▶ WHAT YOU NEED TO DO:
Set down every entry word for word. Omit the pictures.

▶ DATA EXTRACT:
■ ■ ■ ■ ■

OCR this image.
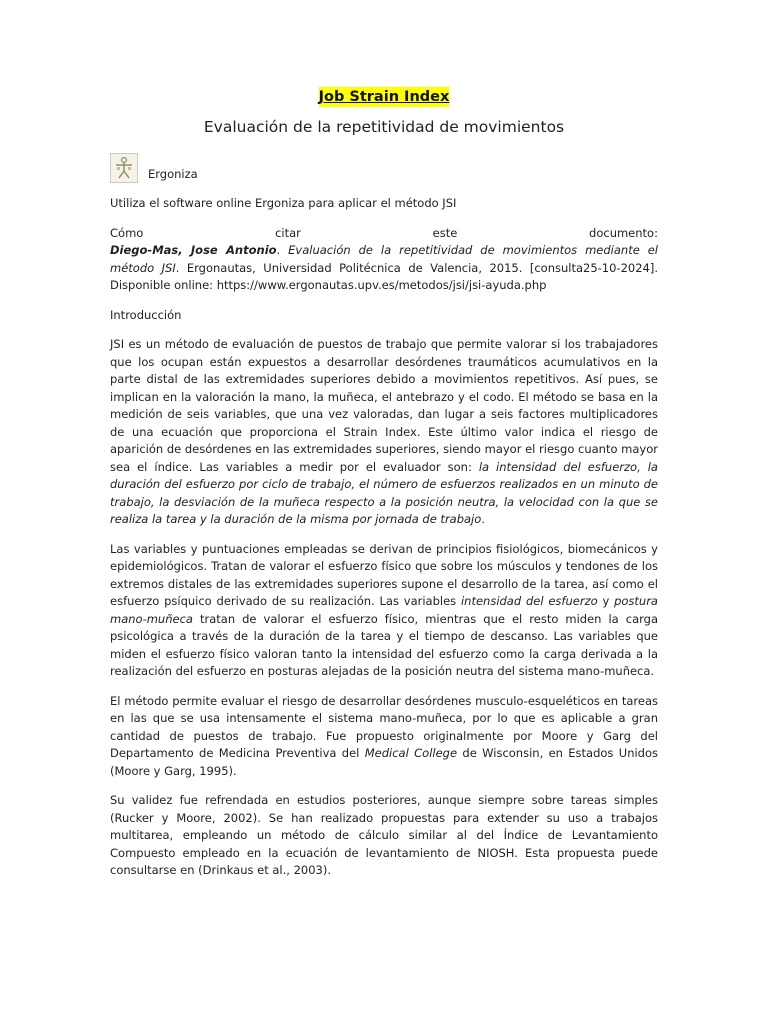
Job Strain Index
Evaluación de la repetitividad de movimientos
Ergoniza

Utiliza el software online Ergoniza para aplicar el método JSI

Cómo	citar	este	documento:

Diego-Mas, Jose Antonio. Evaluación de la repetitividad de movimientos mediante el método JSI. Ergonautas, Universidad Politécnica de Valencia, 2015. [consulta25-10-2024]. Disponible online: https://www.ergonautas.upv.es/metodos/jsi/jsi-ayuda.php

Introducción

JSI es un método de evaluación de puestos de trabajo que permite valorar si los trabajadores que los ocupan están expuestos a desarrollar desórdenes traumáticos acumulativos en la parte distal de las extremidades superiores debido a movimientos repetitivos. Así pues, se implican en la valoración la mano, la muñeca, el antebrazo y el codo. El método se basa en la medición de seis variables, que una vez valoradas, dan lugar a seis factores multiplicadores de una ecuación que proporciona el Strain Index. Este último valor indica el riesgo de aparición de desórdenes en las extremidades superiores, siendo mayor el riesgo cuanto mayor sea el índice. Las variables a medir por el evaluador son: la intensidad del esfuerzo, la duración del esfuerzo por ciclo de trabajo, el número de esfuerzos realizados en un minuto de trabajo, la desviación de la muñeca respecto a la posición neutra, la velocidad con la que se realiza la tarea y la duración de la misma por jornada de trabajo.

Las variables y puntuaciones empleadas se derivan de principios fisiológicos, biomecánicos y epidemiológicos. Tratan de valorar el esfuerzo físico que sobre los músculos y tendones de los extremos distales de las extremidades superiores supone el desarrollo de la tarea, así como el esfuerzo psíquico derivado de su realización. Las variables intensidad del esfuerzo y postura mano-muñeca tratan de valorar el esfuerzo físico, mientras que el resto miden la carga psicológica a través de la duración de la tarea y el tiempo de descanso. Las variables que miden el esfuerzo físico valoran tanto la intensidad del esfuerzo como la carga derivada a la realización del esfuerzo en posturas alejadas de la posición neutra del sistema mano-muñeca.

El método permite evaluar el riesgo de desarrollar desórdenes musculo-esqueléticos en tareas en las que se usa intensamente el sistema mano-muñeca, por lo que es aplicable a gran cantidad de puestos de trabajo. Fue propuesto originalmente por Moore y Garg del Departamento de Medicina Preventiva del Medical College de Wisconsin, en Estados Unidos (Moore y Garg, 1995).

Su validez fue refrendada en estudios posteriores, aunque siempre sobre tareas simples (Rucker y Moore, 2002). Se han realizado propuestas para extender su uso a trabajos multitarea, empleando un método de cálculo similar al del Índice de Levantamiento Compuesto empleado en la ecuación de levantamiento de NIOSH. Esta propuesta puede consultarse en (Drinkaus et al., 2003).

■ ■ ■ ■ ■

▶ FULL OUTPUT:
OCR this image.
Job Strain Index
Evaluación de la repetitividad de movimientos
Ergoniza

Utiliza el software online Ergoniza para aplicar el método JSI

Cómo	citar	este	documento:

Diego-Mas, Jose Antonio. Evaluación de la repetitividad de movimientos mediante el método JSI. Ergonautas, Universidad Politécnica de Valencia, 2015. [consulta25-10-2024]. Disponible online: https://www.ergonautas.upv.es/metodos/jsi/jsi-ayuda.php

Introducción

JSI es un método de evaluación de puestos de trabajo que permite valorar si los trabajadores que los ocupan están expuestos a desarrollar desórdenes traumáticos acumulativos en la parte distal de las extremidades superiores debido a movimientos repetitivos. Así pues, se implican en la valoración la mano, la muñeca, el antebrazo y el codo. El método se basa en la medición de seis variables, que una vez valoradas, dan lugar a seis factores multiplicadores de una ecuación que proporciona el Strain Index. Este último valor indica el riesgo de aparición de desórdenes en las extremidades superiores, siendo mayor el riesgo cuanto mayor sea el índice. Las variables a medir por el evaluador son: la intensidad del esfuerzo, la duración del esfuerzo por ciclo de trabajo, el número de esfuerzos realizados en un minuto de trabajo, la desviación de la muñeca respecto a la posición neutra, la velocidad con la que se realiza la tarea y la duración de la misma por jornada de trabajo.

Las variables y puntuaciones empleadas se derivan de principios fisiológicos, biomecánicos y epidemiológicos. Tratan de valorar el esfuerzo físico que sobre los músculos y tendones de los extremos distales de las extremidades superiores supone el desarrollo de la tarea, así como el esfuerzo psíquico derivado de su realización. Las variables intensidad del esfuerzo y postura mano-muñeca tratan de valorar el esfuerzo físico, mientras que el resto miden la carga psicológica a través de la duración de la tarea y el tiempo de descanso. Las variables que miden el esfuerzo físico valoran tanto la intensidad del esfuerzo como la carga derivada a la realización del esfuerzo en posturas alejadas de la posición neutra del sistema mano-muñeca.

El método permite evaluar el riesgo de desarrollar desórdenes musculo-esqueléticos en tareas en las que se usa intensamente el sistema mano-muñeca, por lo que es aplicable a gran cantidad de puestos de trabajo. Fue propuesto originalmente por Moore y Garg del Departamento de Medicina Preventiva del Medical College de Wisconsin, en Estados Unidos (Moore y Garg, 1995).

Su validez fue refrendada en estudios posteriores, aunque siempre sobre tareas simples (Rucker y Moore, 2002). Se han realizado propuestas para extender su uso a trabajos multitarea, empleando un método de cálculo similar al del Índice de Levantamiento Compuesto empleado en la ecuación de levantamiento de NIOSH. Esta propuesta puede consultarse en (Drinkaus et al., 2003).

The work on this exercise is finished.